▶ _Your objective_
In this exercise, return the whole listing exactly, excluding any images.

Raw records:

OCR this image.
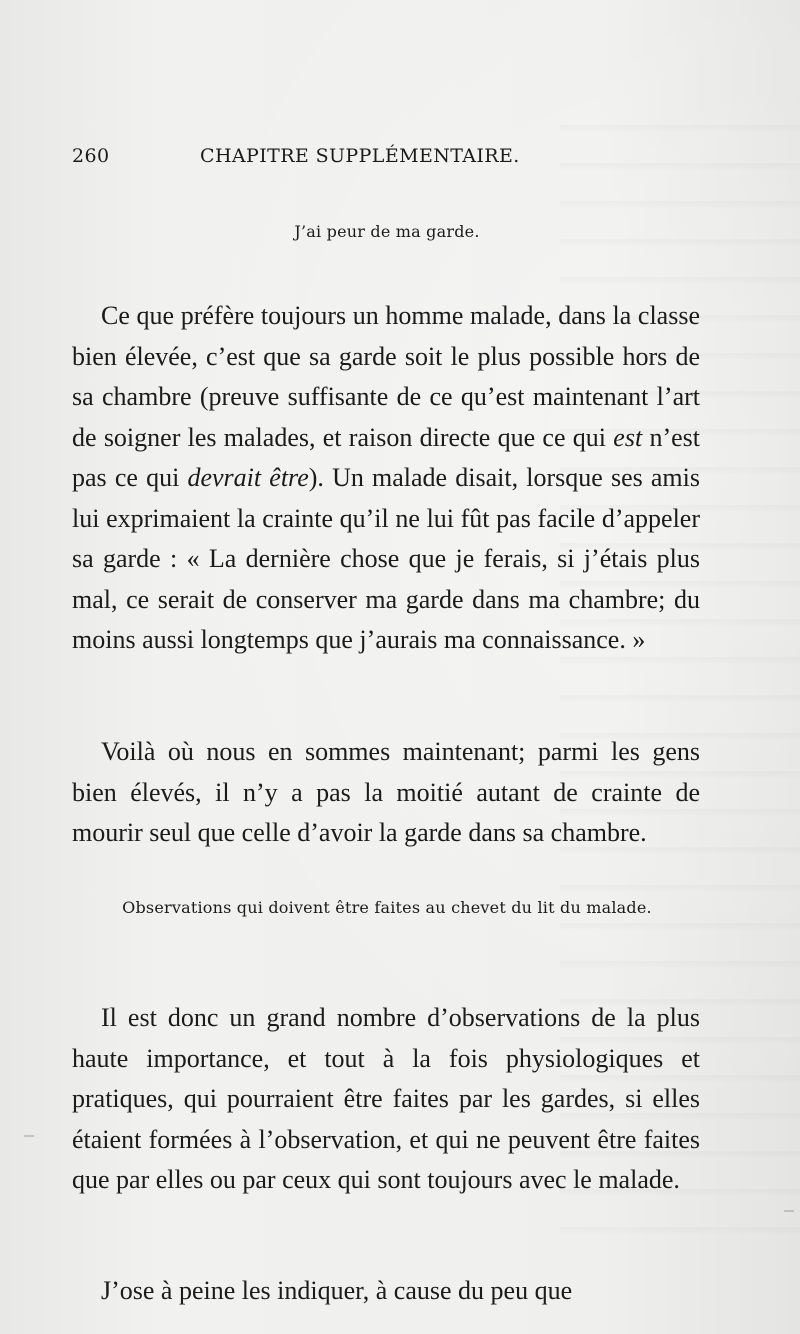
260	CHAPITRE SUPPLÉMENTAIRE.
J’ai peur de ma garde.

Ce que préfère toujours un homme malade, dans la classe bien élevée, c’est que sa garde soit le plus possible hors de sa chambre (preuve suffisante de ce qu’est maintenant l’art de soigner les malades, et raison directe que ce qui est n’est pas ce qui devrait être). Un malade disait, lorsque ses amis lui exprimaient la crainte qu’il ne lui fût pas facile d’appeler sa garde : « La dernière chose que je ferais, si j’étais plus mal, ce serait de conserver ma garde dans ma chambre; du moins aussi longtemps que j’aurais ma connaissance. »

Voilà où nous en sommes maintenant; parmi les gens bien élevés, il n’y a pas la moitié autant de crainte de mourir seul que celle d’avoir la garde dans sa chambre.

Observations qui doivent être faites au chevet du lit du malade.

Il est donc un grand nombre d’observations de la plus haute importance, et tout à la fois physiologiques et pratiques, qui pourraient être faites par les gardes, si elles étaient formées à l’observation, et qui ne peuvent être faites que par elles ou par ceux qui sont toujours avec le malade.

J’ose à peine les indiquer, à cause du peu que
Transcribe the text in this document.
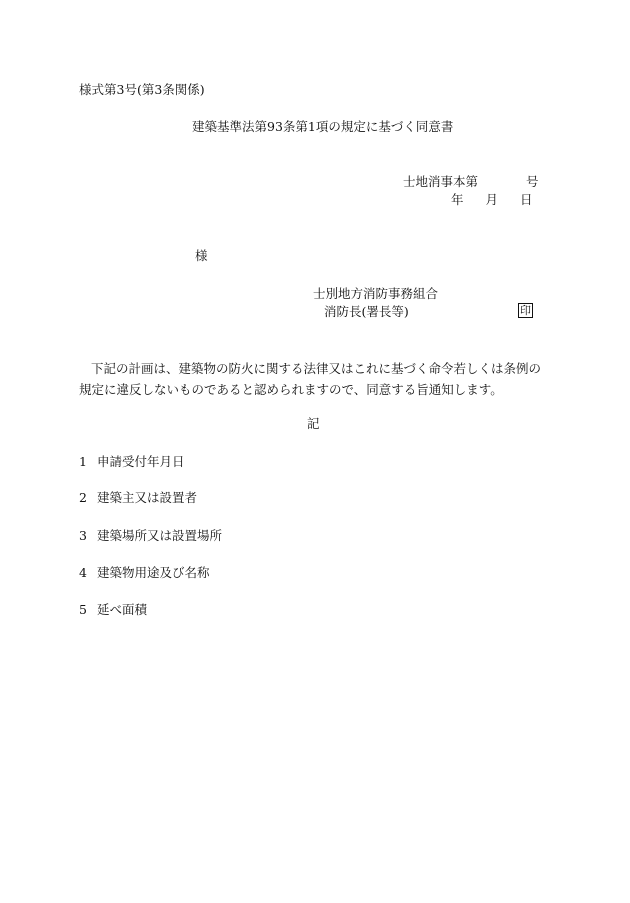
様式第3号(第3条関係)
建築基準法第93条第1項の規定に基づく同意書
士地消事本第	号
年 月 日
様
士別地方消防事務組合
消防長(署長等)	印
下記の計画は、建築物の防火に関する法律又はこれに基づく命令若しくは条例の規定に違反しないものであると認められますので、同意する旨通知します。
記
1 申請受付年月日
2 建築主又は設置者
3 建築場所又は設置場所
4 建築物用途及び名称
5 延べ面積
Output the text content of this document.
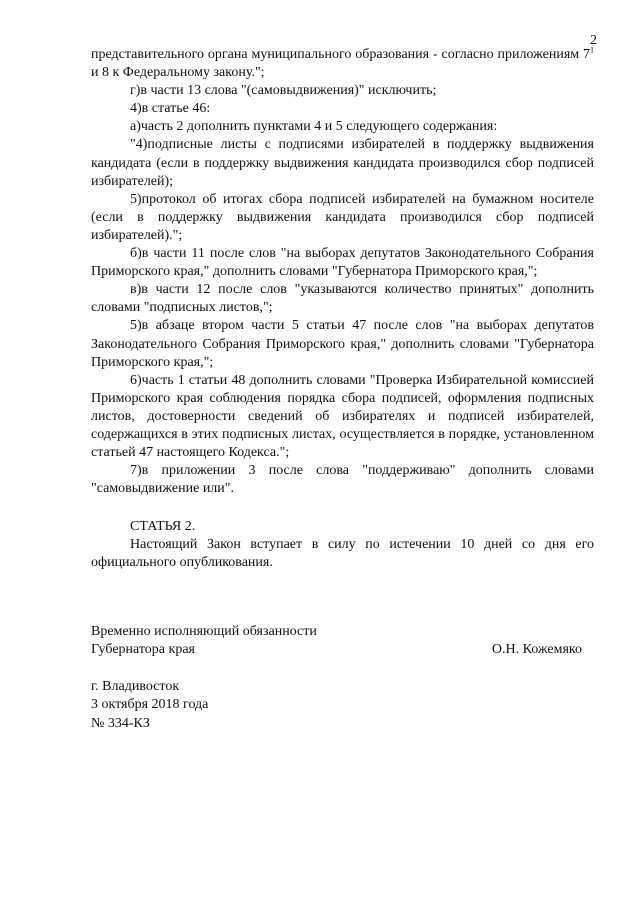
2

представительного органа муниципального образования - согласно приложениям $7^1$ и 8 к Федеральному закону.";

г)в части 13 слова "(самовыдвижения)" исключить;

4)в статье 46:

а)часть 2 дополнить пунктами 4 и 5 следующего содержания:

"4)подписные листы с подписями избирателей в поддержку выдвижения кандидата (если в поддержку выдвижения кандидата производился сбор подписей избирателей);

5)протокол об итогах сбора подписей избирателей на бумажном носителе (если в поддержку выдвижения кандидата производился сбор подписей избирателей).";

б)в части 11 после слов "на выборах депутатов Законодательного Собрания Приморского края," дополнить словами "Губернатора Приморского края,";

в)в части 12 после слов "указываются количество принятых" дополнить словами "подписных листов,";

5)в абзаце втором части 5 статьи 47 после слов "на выборах депутатов Законодательного Собрания Приморского края," дополнить словами "Губернатора Приморского края,";

6)часть 1 статьи 48 дополнить словами "Проверка Избирательной комиссией Приморского края соблюдения порядка сбора подписей, оформления подписных листов, достоверности сведений об избирателях и подписей избирателей, содержащихся в этих подписных листах, осуществляется в порядке, установленном статьей 47 настоящего Кодекса.";

7)в приложении 3 после слова "поддерживаю" дополнить словами "самовыдвижение или".

СТАТЬЯ 2.

Настоящий Закон вступает в силу по истечении 10 дней со дня его официального опубликования.

Временно исполняющий обязанности
Губернатора края	О.Н. Кожемяко
г. Владивосток
3 октября 2018 года
№ 334-КЗ
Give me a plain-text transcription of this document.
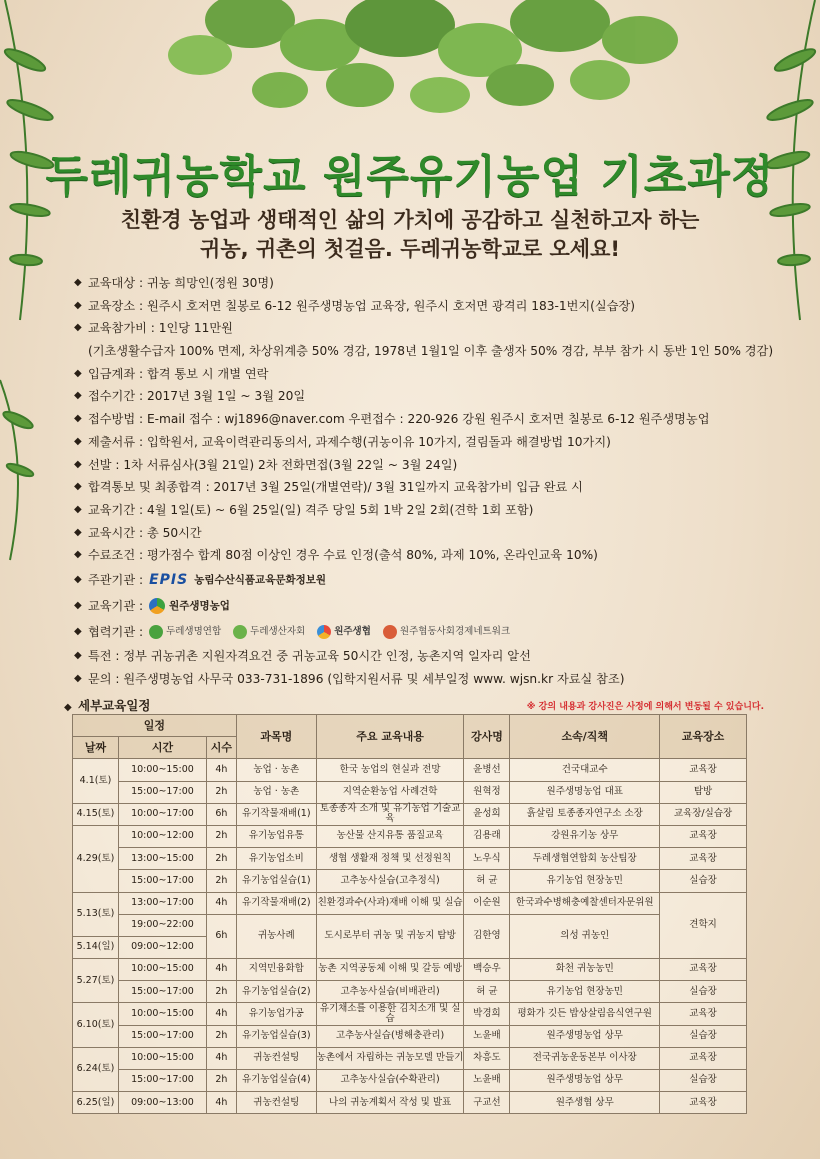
두레귀농학교 원주유기농업 기초과정
친환경 농업과 생태적인 삶의 가치에 공감하고 실천하고자 하는
귀농, 귀촌의 첫걸음. 두레귀농학교로 오세요!
◆ 교육대상 : 귀농 희망인(정원 30명)
◆ 교육장소 : 원주시 호저면 칠봉로 6-12 원주생명농업 교육장, 원주시 호저면 광격리 183-1번지(실습장)
◆ 교육참가비 : 1인당 11만원
(기초생활수급자 100% 면제, 차상위계층 50% 경감, 1978년 1월1일 이후 출생자 50% 경감, 부부 참가 시 동반 1인 50% 경감)
◆ 입금계좌 : 합격 통보 시 개별 연락
◆ 접수기간 : 2017년 3월 1일 ~ 3월 20일
◆ 접수방법 : E-mail 접수 : wj1896@naver.com 우편접수 : 220-926 강원 원주시 호저면 칠봉로 6-12 원주생명농업
◆ 제출서류 : 입학원서, 교육이력관리동의서, 과제수행(귀농이유 10가지, 걸림돌과 해결방법 10가지)
◆ 선발 : 1차 서류심사(3월 21일) 2차 전화면접(3월 22일 ~ 3월 24일)
◆ 합격통보 및 최종합격 : 2017년 3월 25일(개별연락)/ 3월 31일까지 교육참가비 입금 완료 시
◆ 교육기간 : 4월 1일(토) ~ 6월 25일(일) 격주 당일 5회 1박 2일 2회(견학 1회 포함)
◆ 교육시간 : 총 50시간
◆ 수료조건 : 평가점수 합계 80점 이상인 경우 수료 인정(출석 80%, 과제 10%, 온라인교육 10%)
◆ 주관기관 : EPIS 농림수산식품교육문화정보원
◆ 교육기관 : 원주생명농업
◆ 협력기관 : 두레생명연합	두레생산자회	원주생협	원주협동사회경제네트워크
◆ 특전 : 정부 귀농귀촌 지원자격요건 중 귀농교육 50시간 인정, 농촌지역 일자리 알선
◆ 문의 : 원주생명농업 사무국 033-731-1896 (입학지원서류 및 세부일정 www. wjsn.kr 자료실 참조)
◆ 세부교육일정	※ 강의 내용과 강사진은 사정에 의해서 변동될 수 있습니다.
일정			과목명	주요 교육내용	강사명	소속/직책	교육장소
날짜	시간	시수					
4.1(토)	10:00~15:00	4h	농업 · 농촌	한국 농업의 현실과 전망	윤병선	건국대교수	교육장
	15:00~17:00	2h	농업 · 농촌	지역순환농업 사례견학	원혁정	원주생명농업 대표	탐방
4.15(토)	10:00~17:00	6h	유기작물재배(1)	토종종자 소개 및 유기농업 기술교육	윤성희	흙살림 토종종자연구소 소장	교육장/실습장
4.29(토)	10:00~12:00	2h	유기농업유통	농산물 산지유통 품질교육	김용래	강원유기농 상무	교육장
	13:00~15:00	2h	유기농업소비	생협 생활재 정책 및 선정원칙	노우식	두레생협연합회 농산팀장	교육장
	15:00~17:00	2h	유기농업실습(1)	고추농사실습(고추정식)	허 균	유기농업 현장농민	실습장
5.13(토)	13:00~17:00	4h	유기작물재배(2)	친환경과수(사과)재배 이해 및 실습	이순원	한국과수병해충예찰센터자문위원	견학지
	19:00~22:00	6h	귀농사례	도시로부터 귀농 및 귀농지 탐방	김한영	의성 귀농인	
5.14(일)	09:00~12:00						
5.27(토)	10:00~15:00	4h	지역민융화합	농촌 지역공동체 이해 및 갈등 예방	백승우	화천 귀농농민	교육장
	15:00~17:00	2h	유기농업실습(2)	고추농사실습(비배관리)	허 균	유기농업 현장농민	실습장
6.10(토)	10:00~15:00	4h	유기농업가공	유기채소를 이용한 김치소개 및 실습	박경희	평화가 깃든 밥상살림음식연구원	교육장
	15:00~17:00	2h	유기농업실습(3)	고추농사실습(병해충관리)	노윤배	원주생명농업 상무	실습장
6.24(토)	10:00~15:00	4h	귀농컨설팅	농촌에서 자립하는 귀농모델 만들기	차흥도	전국귀농운동본부 이사장	교육장
	15:00~17:00	2h	유기농업실습(4)	고추농사실습(수확관리)	노윤배	원주생명농업 상무	실습장
6.25(일)	09:00~13:00	4h	귀농컨설팅	나의 귀농계획서 작성 및 발표	구교선	원주생협 상무	교육장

▶ _Correct output_
OCR this image.
260	CHAPITRE SUPPLÉMENTAIRE.
J’ai peur de ma garde.

Ce que préfère toujours un homme malade, dans la classe bien élevée, c’est que sa garde soit le plus possible hors de sa chambre (preuve suffisante de ce qu’est maintenant l’art de soigner les malades, et raison directe que ce qui est n’est pas ce qui devrait être). Un malade disait, lorsque ses amis lui exprimaient la crainte qu’il ne lui fût pas facile d’appeler sa garde : « La dernière chose que je ferais, si j’étais plus mal, ce serait de conserver ma garde dans ma chambre; du moins aussi longtemps que j’aurais ma connaissance. »

Voilà où nous en sommes maintenant; parmi les gens bien élevés, il n’y a pas la moitié autant de crainte de mourir seul que celle d’avoir la garde dans sa chambre.

Observations qui doivent être faites au chevet du lit du malade.

Il est donc un grand nombre d’observations de la plus haute importance, et tout à la fois physiologiques et pratiques, qui pourraient être faites par les gardes, si elles étaient formées à l’observation, et qui ne peuvent être faites que par elles ou par ceux qui sont toujours avec le malade.

J’ose à peine les indiquer, à cause du peu que
Transcribe the text in this document.
様式第3号(第3条関係)
建築基準法第93条第1項の規定に基づく同意書
士地消事本第	号
年 月 日
様
士別地方消防事務組合
消防長(署長等)	印
下記の計画は、建築物の防火に関する法律又はこれに基づく命令若しくは条例の規定に違反しないものであると認められますので、同意する旨通知します。
記
1 申請受付年月日
2 建築主又は設置者
3 建築場所又は設置場所
4 建築物用途及び名称
5 延べ面積
Output the text content of this document.
2

представительного органа муниципального образования - согласно приложениям $7^1$ и 8 к Федеральному закону.";

г)в части 13 слова "(самовыдвижения)" исключить;

4)в статье 46:

а)часть 2 дополнить пунктами 4 и 5 следующего содержания:

"4)подписные листы с подписями избирателей в поддержку выдвижения кандидата (если в поддержку выдвижения кандидата производился сбор подписей избирателей);

5)протокол об итогах сбора подписей избирателей на бумажном носителе (если в поддержку выдвижения кандидата производился сбор подписей избирателей).";

б)в части 11 после слов "на выборах депутатов Законодательного Собрания Приморского края," дополнить словами "Губернатора Приморского края,";

в)в части 12 после слов "указываются количество принятых" дополнить словами "подписных листов,";

5)в абзаце втором части 5 статьи 47 после слов "на выборах депутатов Законодательного Собрания Приморского края," дополнить словами "Губернатора Приморского края,";

6)часть 1 статьи 48 дополнить словами "Проверка Избирательной комиссией Приморского края соблюдения порядка сбора подписей, оформления подписных листов, достоверности сведений об избирателях и подписей избирателей, содержащихся в этих подписных листах, осуществляется в порядке, установленном статьей 47 настоящего Кодекса.";

7)в приложении 3 после слова "поддерживаю" дополнить словами "самовыдвижение или".

СТАТЬЯ 2.

Настоящий Закон вступает в силу по истечении 10 дней со дня его официального опубликования.

Временно исполняющий обязанности
Губернатора края	О.Н. Кожемяко
г. Владивосток
3 октября 2018 года
№ 334-КЗ
Give me a plain-text transcription of this document.
두레귀농학교 원주유기농업 기초과정
친환경 농업과 생태적인 삶의 가치에 공감하고 실천하고자 하는
귀농, 귀촌의 첫걸음. 두레귀농학교로 오세요!
◆ 교육대상 : 귀농 희망인(정원 30명)
◆ 교육장소 : 원주시 호저면 칠봉로 6-12 원주생명농업 교육장, 원주시 호저면 광격리 183-1번지(실습장)
◆ 교육참가비 : 1인당 11만원
(기초생활수급자 100% 면제, 차상위계층 50% 경감, 1978년 1월1일 이후 출생자 50% 경감, 부부 참가 시 동반 1인 50% 경감)
◆ 입금계좌 : 합격 통보 시 개별 연락
◆ 접수기간 : 2017년 3월 1일 ~ 3월 20일
◆ 접수방법 : E-mail 접수 : wj1896@naver.com 우편접수 : 220-926 강원 원주시 호저면 칠봉로 6-12 원주생명농업
◆ 제출서류 : 입학원서, 교육이력관리동의서, 과제수행(귀농이유 10가지, 걸림돌과 해결방법 10가지)
◆ 선발 : 1차 서류심사(3월 21일) 2차 전화면접(3월 22일 ~ 3월 24일)
◆ 합격통보 및 최종합격 : 2017년 3월 25일(개별연락)/ 3월 31일까지 교육참가비 입금 완료 시
◆ 교육기간 : 4월 1일(토) ~ 6월 25일(일) 격주 당일 5회 1박 2일 2회(견학 1회 포함)
◆ 교육시간 : 총 50시간
◆ 수료조건 : 평가점수 합계 80점 이상인 경우 수료 인정(출석 80%, 과제 10%, 온라인교육 10%)
◆ 주관기관 : EPIS 농림수산식품교육문화정보원
◆ 교육기관 : 원주생명농업
◆ 협력기관 : 두레생명연합	두레생산자회	원주생협	원주협동사회경제네트워크
◆ 특전 : 정부 귀농귀촌 지원자격요건 중 귀농교육 50시간 인정, 농촌지역 일자리 알선
◆ 문의 : 원주생명농업 사무국 033-731-1896 (입학지원서류 및 세부일정 www. wjsn.kr 자료실 참조)
◆ 세부교육일정	※ 강의 내용과 강사진은 사정에 의해서 변동될 수 있습니다.
일정			과목명	주요 교육내용	강사명	소속/직책	교육장소
날짜	시간	시수					
4.1(토)	10:00~15:00	4h	농업 · 농촌	한국 농업의 현실과 전망	윤병선	건국대교수	교육장
	15:00~17:00	2h	농업 · 농촌	지역순환농업 사례견학	원혁정	원주생명농업 대표	탐방
4.15(토)	10:00~17:00	6h	유기작물재배(1)	토종종자 소개 및 유기농업 기술교육	윤성희	흙살림 토종종자연구소 소장	교육장/실습장
4.29(토)	10:00~12:00	2h	유기농업유통	농산물 산지유통 품질교육	김용래	강원유기농 상무	교육장
	13:00~15:00	2h	유기농업소비	생협 생활재 정책 및 선정원칙	노우식	두레생협연합회 농산팀장	교육장
	15:00~17:00	2h	유기농업실습(1)	고추농사실습(고추정식)	허 균	유기농업 현장농민	실습장
5.13(토)	13:00~17:00	4h	유기작물재배(2)	친환경과수(사과)재배 이해 및 실습	이순원	한국과수병해충예찰센터자문위원	견학지
	19:00~22:00	6h	귀농사례	도시로부터 귀농 및 귀농지 탐방	김한영	의성 귀농인	
5.14(일)	09:00~12:00						
5.27(토)	10:00~15:00	4h	지역민융화합	농촌 지역공동체 이해 및 갈등 예방	백승우	화천 귀농농민	교육장
	15:00~17:00	2h	유기농업실습(2)	고추농사실습(비배관리)	허 균	유기농업 현장농민	실습장
6.10(토)	10:00~15:00	4h	유기농업가공	유기채소를 이용한 김치소개 및 실습	박경희	평화가 깃든 밥상살림음식연구원	교육장
	15:00~17:00	2h	유기농업실습(3)	고추농사실습(병해충관리)	노윤배	원주생명농업 상무	실습장
6.24(토)	10:00~15:00	4h	귀농컨설팅	농촌에서 자립하는 귀농모델 만들기	차흥도	전국귀농운동본부 이사장	교육장
	15:00~17:00	2h	유기농업실습(4)	고추농사실습(수확관리)	노윤배	원주생명농업 상무	실습장
6.25(일)	09:00~13:00	4h	귀농컨설팅	나의 귀농계획서 작성 및 발표	구교선	원주생협 상무	교육장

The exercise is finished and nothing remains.